* _Estratto del documento_:
################
In sostanza, il Consorzio UNISAN sostiene che l’Associazione Anni Verdi in liquidazione, soggetta a pignoramento, non fosse legittimata, avendo perso la legittimazione sostanziale a favore del custode fino al decreto di trasferimento dei beni, nè a pretendere nè a ricevere i canoni di locazione, i quali, invece, avrebbero dovuto essere acquisiti dalla procedura esecutiva perchè destinati a soddisfare i creditori.

3. Con il terzo ed ultimo motivo il Consorzio ricorrente lamenta l’omesso esame di un fatto decisivo ex art. 360 c.p.c., comma 1, n. 5, costituito dall’istanza di sospensione del processo, nonchè la violazione e la falsa applicazione degli artt. 295 e 337 c.p.c., ai sensi dell’art. 360 c.p.c., comma 1, n. 3.

L’Associazione Anni Verdi ritiene che la motivazione con cui la Corte d’Appello aveva rigettato l’istanza di sospensione del giudizio – insussistenza dei presupposti normativi o del vincolo di consequenzialità dipendenza e pregiudizialità tra le questioni pendenti – sia solo apparente, in mancanza di esplicitazione dell’iter logico seguito e per l’omesso esame di un fatto decisivo, oggetto di discussione inter partes.

La sentenza del Tribunale di Roma n. 20374/2016, riconoscendo la legittimazione attiva dell’Associazione Anni Verdi Onlus e dei precedenti amministratori e soci e dichiarando la legittimità della delibera di revoca della messa in liquidazione dell’Associazione, ove confermata, priverebbe con effetti ex tunc, gli attuali liquidatori dei poteri di rappresentanza dell’Associazione Anni Verdi.

Pertanto, ad avviso di parte ricorrente, che invoca, per illustrare le proprie argomentazioni, la giurisprudenza di questa Corte (Sez. Un., 19/06/2012, n. 10027 e Cass. 29/08/2008, n. 21924), la sentenza gravata, non ravvisando ragione per sospendere il giudizio avrebbe violato non solo l’art. 295 c.p.c., ma anche l’art. 337 c.p.c.

Ricorso incidentale dell’Associazione Anni Verdi in liquidazione.

4. La ricorrente incidentale denuncia la violazione della L. n. 431 del 1998, art. 5 e la violazione degli artt. 1362 e 1363 c.c., in relazione all’art. 360 c.p.c., comma 1, n. 3.

Riproponendo il motivo di appello incidentale, già disatteso dal giudice a quo, l’Associazione Anni Verdi censura la sentenza impugnata per avere escluso la possibilità di stipulare contratti di locazione di durata transitoria per esigenze del locatore. la L. n. 431 del 1998, art. 5 contrariamente a quanto ritenuto dalla Corte territoriale, consentirebbe che il contratto di locazione abbia una durata inferiore a quella minima disposta per legge al fine di “soddisfare particolari esigenze delle parti”, quindi di entrambe le parti, e non solo di quelle del conduttore.
################
* _Materiale fornito_:

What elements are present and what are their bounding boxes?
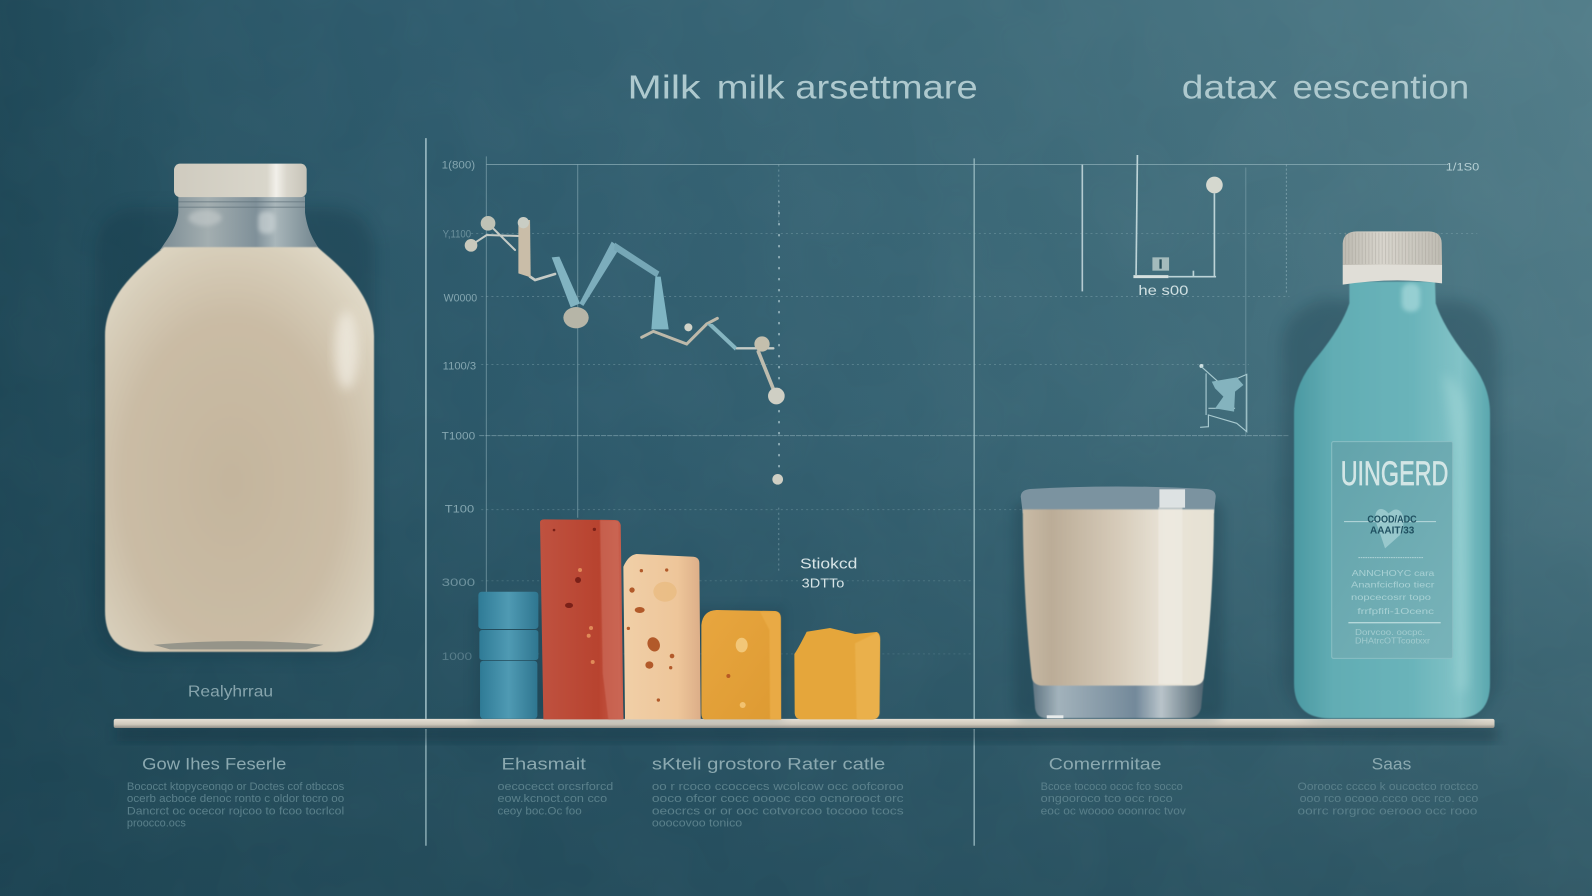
################
* _Consegna_: Nell'estratto del documento, riscrivi il passo che comincia con le parole "In sostanza, il" e termina dopo "dell’art. 360 c.p.c., comma 1, n. 3.", sostituendo "Consorzio" con "Ente".

* _Risultato dell'esercizio_:
In sostanza, il Ente UNISAN sostiene che l’Associazione Anni Verdi in liquidazione, soggetta a pignoramento, non fosse legittimata, avendo perso la legittimazione sostanziale a favore del custode fino al decreto di trasferimento dei beni, nè a pretendere nè a ricevere i canoni di locazione, i quali, invece, avrebbero dovuto essere acquisiti dalla procedura esecutiva perchè destinati a soddisfare i creditori.

3. Con il terzo ed ultimo motivo il Ente ricorrente lamenta l’omesso esame di un fatto decisivo ex art. 360 c.p.c., comma 1, n. 5, costituito dall’istanza di sospensione del processo, nonchè la violazione e la falsa applicazione degli artt. 295 e 337 c.p.c., ai sensi dell’art. 360 c.p.c., comma 1, n. 3.